Your instructions:
Copy each line that contains the string "date".

* * *

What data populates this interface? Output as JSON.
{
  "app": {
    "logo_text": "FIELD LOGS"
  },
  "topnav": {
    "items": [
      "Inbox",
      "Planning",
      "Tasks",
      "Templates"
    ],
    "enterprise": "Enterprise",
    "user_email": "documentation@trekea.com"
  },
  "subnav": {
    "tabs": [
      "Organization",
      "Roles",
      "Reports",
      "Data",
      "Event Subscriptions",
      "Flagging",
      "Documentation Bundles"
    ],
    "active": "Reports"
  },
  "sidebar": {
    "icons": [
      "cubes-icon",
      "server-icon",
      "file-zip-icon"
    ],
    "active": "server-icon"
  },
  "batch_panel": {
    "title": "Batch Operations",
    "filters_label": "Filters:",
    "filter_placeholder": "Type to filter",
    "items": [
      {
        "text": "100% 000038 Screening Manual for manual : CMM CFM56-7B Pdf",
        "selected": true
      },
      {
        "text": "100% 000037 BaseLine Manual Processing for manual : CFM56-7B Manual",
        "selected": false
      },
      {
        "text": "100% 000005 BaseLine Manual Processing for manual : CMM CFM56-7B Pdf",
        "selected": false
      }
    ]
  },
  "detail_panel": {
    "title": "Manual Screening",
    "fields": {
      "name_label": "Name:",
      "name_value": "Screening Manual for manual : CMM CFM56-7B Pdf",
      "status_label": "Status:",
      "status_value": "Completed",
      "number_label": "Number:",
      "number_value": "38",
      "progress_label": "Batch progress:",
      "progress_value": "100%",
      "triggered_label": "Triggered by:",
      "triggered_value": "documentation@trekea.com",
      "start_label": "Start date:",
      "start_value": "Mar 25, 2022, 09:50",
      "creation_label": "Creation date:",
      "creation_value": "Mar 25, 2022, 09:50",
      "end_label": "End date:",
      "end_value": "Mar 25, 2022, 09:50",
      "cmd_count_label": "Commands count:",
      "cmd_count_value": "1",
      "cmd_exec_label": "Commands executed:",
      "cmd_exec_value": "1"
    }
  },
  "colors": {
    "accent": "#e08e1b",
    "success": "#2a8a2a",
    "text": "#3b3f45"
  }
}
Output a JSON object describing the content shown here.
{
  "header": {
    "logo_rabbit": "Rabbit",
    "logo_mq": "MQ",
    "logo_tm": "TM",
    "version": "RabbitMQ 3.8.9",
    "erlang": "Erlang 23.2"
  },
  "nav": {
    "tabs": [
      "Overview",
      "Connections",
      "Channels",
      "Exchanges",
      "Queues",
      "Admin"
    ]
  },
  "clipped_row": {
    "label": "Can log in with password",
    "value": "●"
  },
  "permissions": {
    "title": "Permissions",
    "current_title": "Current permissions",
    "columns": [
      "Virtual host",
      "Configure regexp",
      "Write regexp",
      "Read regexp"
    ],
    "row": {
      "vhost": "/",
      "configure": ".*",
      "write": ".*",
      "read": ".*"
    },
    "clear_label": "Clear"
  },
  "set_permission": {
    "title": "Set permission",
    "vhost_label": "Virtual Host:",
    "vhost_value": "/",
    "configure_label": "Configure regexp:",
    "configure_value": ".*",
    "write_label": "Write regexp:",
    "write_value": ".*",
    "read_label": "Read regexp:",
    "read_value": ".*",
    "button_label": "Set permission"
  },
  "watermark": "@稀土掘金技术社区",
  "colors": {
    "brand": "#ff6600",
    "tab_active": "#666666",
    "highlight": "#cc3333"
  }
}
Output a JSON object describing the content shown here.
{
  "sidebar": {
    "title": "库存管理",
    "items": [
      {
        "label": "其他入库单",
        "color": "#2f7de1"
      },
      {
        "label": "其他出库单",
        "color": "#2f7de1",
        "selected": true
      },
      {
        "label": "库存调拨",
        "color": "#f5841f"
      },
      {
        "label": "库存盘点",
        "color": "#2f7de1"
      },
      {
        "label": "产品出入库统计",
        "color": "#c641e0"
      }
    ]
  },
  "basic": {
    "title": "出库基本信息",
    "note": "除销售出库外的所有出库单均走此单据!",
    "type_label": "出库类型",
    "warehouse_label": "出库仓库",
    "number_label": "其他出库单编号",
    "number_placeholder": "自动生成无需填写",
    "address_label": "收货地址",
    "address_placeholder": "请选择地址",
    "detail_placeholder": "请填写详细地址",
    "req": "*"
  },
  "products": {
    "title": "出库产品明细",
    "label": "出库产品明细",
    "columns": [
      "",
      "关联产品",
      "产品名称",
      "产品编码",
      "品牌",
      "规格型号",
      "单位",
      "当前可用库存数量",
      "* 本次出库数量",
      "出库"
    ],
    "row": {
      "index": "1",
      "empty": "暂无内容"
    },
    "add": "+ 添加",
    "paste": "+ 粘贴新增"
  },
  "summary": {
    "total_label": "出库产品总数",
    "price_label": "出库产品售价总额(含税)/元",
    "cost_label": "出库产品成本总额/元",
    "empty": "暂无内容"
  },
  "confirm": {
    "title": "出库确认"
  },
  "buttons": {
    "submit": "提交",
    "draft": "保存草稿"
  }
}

* * *

Output below:
      "start_label": "Start date:",
      "creation_label": "Creation date:",
      "end_label": "End date:",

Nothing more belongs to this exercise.